Task to carry out
Copy out the records precisely, omitting pictures.

======== Entries shown ========

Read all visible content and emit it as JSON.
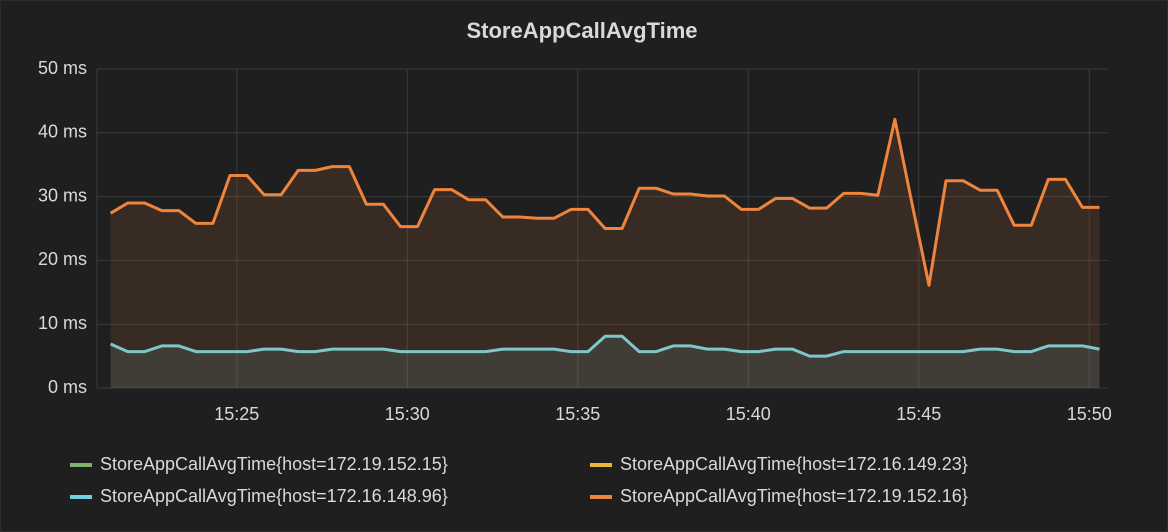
{
  "chart_data": {
    "type": "line",
    "title": "StoreAppCallAvgTime",
    "x": [
      21.3,
      21.8,
      22.3,
      22.8,
      23.3,
      23.8,
      24.3,
      24.8,
      25.3,
      25.8,
      26.3,
      26.8,
      27.3,
      27.8,
      28.3,
      28.8,
      29.3,
      29.8,
      30.3,
      30.8,
      31.3,
      31.8,
      32.3,
      32.8,
      33.3,
      33.8,
      34.3,
      34.8,
      35.3,
      35.8,
      36.3,
      36.8,
      37.3,
      37.8,
      38.3,
      38.8,
      39.3,
      39.8,
      40.3,
      40.8,
      41.3,
      41.8,
      42.3,
      42.8,
      43.3,
      43.8,
      44.3,
      44.8,
      45.3,
      45.8,
      46.3,
      46.8,
      47.3,
      47.8,
      48.3,
      48.8,
      49.3,
      49.8,
      50.3
    ],
    "series": [
      {
        "name": "StoreAppCallAvgTime{host=172.19.152.15}",
        "color": "#7eb26d"
      },
      {
        "name": "StoreAppCallAvgTime{host=172.16.149.23}",
        "color": "#eab839"
      },
      {
        "name": "StoreAppCallAvgTime{host=172.16.148.96}",
        "color": "#6ed0e0",
        "values": [
          6.9,
          5.7,
          5.7,
          6.6,
          6.6,
          5.7,
          5.7,
          5.7,
          5.7,
          6.1,
          6.1,
          5.7,
          5.7,
          6.1,
          6.1,
          6.1,
          6.1,
          5.7,
          5.7,
          5.7,
          5.7,
          5.7,
          5.7,
          6.1,
          6.1,
          6.1,
          6.1,
          5.7,
          5.7,
          8.1,
          8.1,
          5.7,
          5.7,
          6.6,
          6.6,
          6.1,
          6.1,
          5.7,
          5.7,
          6.1,
          6.1,
          5.0,
          5.0,
          5.7,
          5.7,
          5.7,
          5.7,
          5.7,
          5.7,
          5.7,
          5.7,
          6.1,
          6.1,
          5.7,
          5.7,
          6.6,
          6.6,
          6.6,
          6.1
        ]
      },
      {
        "name": "StoreAppCallAvgTime{host=172.19.152.16}",
        "color": "#ef843c",
        "values": [
          27.4,
          29,
          29,
          27.8,
          27.8,
          25.8,
          25.8,
          33.3,
          33.3,
          30.3,
          30.3,
          34.1,
          34.1,
          34.7,
          34.7,
          28.8,
          28.8,
          25.3,
          25.3,
          31.1,
          31.1,
          29.5,
          29.5,
          26.8,
          26.8,
          26.6,
          26.6,
          28,
          28,
          25,
          25,
          31.3,
          31.3,
          30.4,
          30.4,
          30.1,
          30.1,
          28,
          28,
          29.7,
          29.7,
          28.2,
          28.2,
          30.5,
          30.5,
          30.2,
          42.1,
          29,
          16.1,
          32.5,
          32.5,
          31,
          31,
          25.5,
          25.5,
          32.7,
          32.7,
          28.3,
          28.3
        ]
      }
    ],
    "xlim": [
      20.9,
      50.55
    ],
    "xticks": [
      {
        "value": 25,
        "label": "15:25"
      },
      {
        "value": 30,
        "label": "15:30"
      },
      {
        "value": 35,
        "label": "15:35"
      },
      {
        "value": 40,
        "label": "15:40"
      },
      {
        "value": 45,
        "label": "15:45"
      },
      {
        "value": 50,
        "label": "15:50"
      }
    ],
    "ylim": [
      0,
      50
    ],
    "yticks": [
      {
        "value": 0,
        "label": "0 ms"
      },
      {
        "value": 10,
        "label": "10 ms"
      },
      {
        "value": 20,
        "label": "20 ms"
      },
      {
        "value": 30,
        "label": "30 ms"
      },
      {
        "value": 40,
        "label": "40 ms"
      },
      {
        "value": 50,
        "label": "50 ms"
      }
    ],
    "grid": true,
    "fill": true
  }
}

========

Exercise answer
Read all visible content and emit it as JSON.
{
  "chart_data": {
    "type": "line",
    "title": "StoreAppCallAvgTime",
    "x": [
      21.3,
      21.8,
      22.3,
      22.8,
      23.3,
      23.8,
      24.3,
      24.8,
      25.3,
      25.8,
      26.3,
      26.8,
      27.3,
      27.8,
      28.3,
      28.8,
      29.3,
      29.8,
      30.3,
      30.8,
      31.3,
      31.8,
      32.3,
      32.8,
      33.3,
      33.8,
      34.3,
      34.8,
      35.3,
      35.8,
      36.3,
      36.8,
      37.3,
      37.8,
      38.3,
      38.8,
      39.3,
      39.8,
      40.3,
      40.8,
      41.3,
      41.8,
      42.3,
      42.8,
      43.3,
      43.8,
      44.3,
      44.8,
      45.3,
      45.8,
      46.3,
      46.8,
      47.3,
      47.8,
      48.3,
      48.8,
      49.3,
      49.8,
      50.3
    ],
    "series": [
      {
        "name": "StoreAppCallAvgTime{host=172.19.152.15}",
        "color": "#7eb26d"
      },
      {
        "name": "StoreAppCallAvgTime{host=172.16.149.23}",
        "color": "#eab839"
      },
      {
        "name": "StoreAppCallAvgTime{host=172.16.148.96}",
        "color": "#6ed0e0",
        "values": [
          6.9,
          5.7,
          5.7,
          6.6,
          6.6,
          5.7,
          5.7,
          5.7,
          5.7,
          6.1,
          6.1,
          5.7,
          5.7,
          6.1,
          6.1,
          6.1,
          6.1,
          5.7,
          5.7,
          5.7,
          5.7,
          5.7,
          5.7,
          6.1,
          6.1,
          6.1,
          6.1,
          5.7,
          5.7,
          8.1,
          8.1,
          5.7,
          5.7,
          6.6,
          6.6,
          6.1,
          6.1,
          5.7,
          5.7,
          6.1,
          6.1,
          5.0,
          5.0,
          5.7,
          5.7,
          5.7,
          5.7,
          5.7,
          5.7,
          5.7,
          5.7,
          6.1,
          6.1,
          5.7,
          5.7,
          6.6,
          6.6,
          6.6,
          6.1
        ]
      },
      {
        "name": "StoreAppCallAvgTime{host=172.19.152.16}",
        "color": "#ef843c",
        "values": [
          27.4,
          29,
          29,
          27.8,
          27.8,
          25.8,
          25.8,
          33.3,
          33.3,
          30.3,
          30.3,
          34.1,
          34.1,
          34.7,
          34.7,
          28.8,
          28.8,
          25.3,
          25.3,
          31.1,
          31.1,
          29.5,
          29.5,
          26.8,
          26.8,
          26.6,
          26.6,
          28,
          28,
          25,
          25,
          31.3,
          31.3,
          30.4,
          30.4,
          30.1,
          30.1,
          28,
          28,
          29.7,
          29.7,
          28.2,
          28.2,
          30.5,
          30.5,
          30.2,
          42.1,
          29,
          16.1,
          32.5,
          32.5,
          31,
          31,
          25.5,
          25.5,
          32.7,
          32.7,
          28.3,
          28.3
        ]
      }
    ],
    "xlim": [
      20.9,
      50.55
    ],
    "xticks": [
      {
        "value": 25,
        "label": "15:25"
      },
      {
        "value": 30,
        "label": "15:30"
      },
      {
        "value": 35,
        "label": "15:35"
      },
      {
        "value": 40,
        "label": "15:40"
      },
      {
        "value": 45,
        "label": "15:45"
      },
      {
        "value": 50,
        "label": "15:50"
      }
    ],
    "ylim": [
      0,
      50
    ],
    "yticks": [
      {
        "value": 0,
        "label": "0 ms"
      },
      {
        "value": 10,
        "label": "10 ms"
      },
      {
        "value": 20,
        "label": "20 ms"
      },
      {
        "value": 30,
        "label": "30 ms"
      },
      {
        "value": 40,
        "label": "40 ms"
      },
      {
        "value": 50,
        "label": "50 ms"
      }
    ],
    "grid": true,
    "fill": true
  }
}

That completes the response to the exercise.